• EXERCISE DIRECTIONS: Exact repetition is required: output every record in full.

• SUPPLIED MATERIAL:
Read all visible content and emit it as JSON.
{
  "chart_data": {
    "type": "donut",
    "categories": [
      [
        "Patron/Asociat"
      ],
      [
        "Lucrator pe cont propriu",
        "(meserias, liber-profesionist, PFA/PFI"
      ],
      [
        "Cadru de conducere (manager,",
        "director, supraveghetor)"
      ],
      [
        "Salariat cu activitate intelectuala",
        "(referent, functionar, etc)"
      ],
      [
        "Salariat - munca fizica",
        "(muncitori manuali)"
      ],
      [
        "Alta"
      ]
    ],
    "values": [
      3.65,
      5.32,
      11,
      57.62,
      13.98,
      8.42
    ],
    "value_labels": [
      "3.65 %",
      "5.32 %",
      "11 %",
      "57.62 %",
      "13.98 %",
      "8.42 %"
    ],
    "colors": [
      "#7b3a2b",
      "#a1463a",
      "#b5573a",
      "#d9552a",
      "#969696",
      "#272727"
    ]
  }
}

• TASK RESULT:
Read all visible content and emit it as JSON.
{
  "chart_data": {
    "type": "donut",
    "categories": [
      [
        "Patron/Asociat"
      ],
      [
        "Lucrator pe cont propriu",
        "(meserias, liber-profesionist, PFA/PFI"
      ],
      [
        "Cadru de conducere (manager,",
        "director, supraveghetor)"
      ],
      [
        "Salariat cu activitate intelectuala",
        "(referent, functionar, etc)"
      ],
      [
        "Salariat - munca fizica",
        "(muncitori manuali)"
      ],
      [
        "Alta"
      ]
    ],
    "values": [
      3.65,
      5.32,
      11,
      57.62,
      13.98,
      8.42
    ],
    "value_labels": [
      "3.65 %",
      "5.32 %",
      "11 %",
      "57.62 %",
      "13.98 %",
      "8.42 %"
    ],
    "colors": [
      "#7b3a2b",
      "#a1463a",
      "#b5573a",
      "#d9552a",
      "#969696",
      "#272727"
    ]
  }
}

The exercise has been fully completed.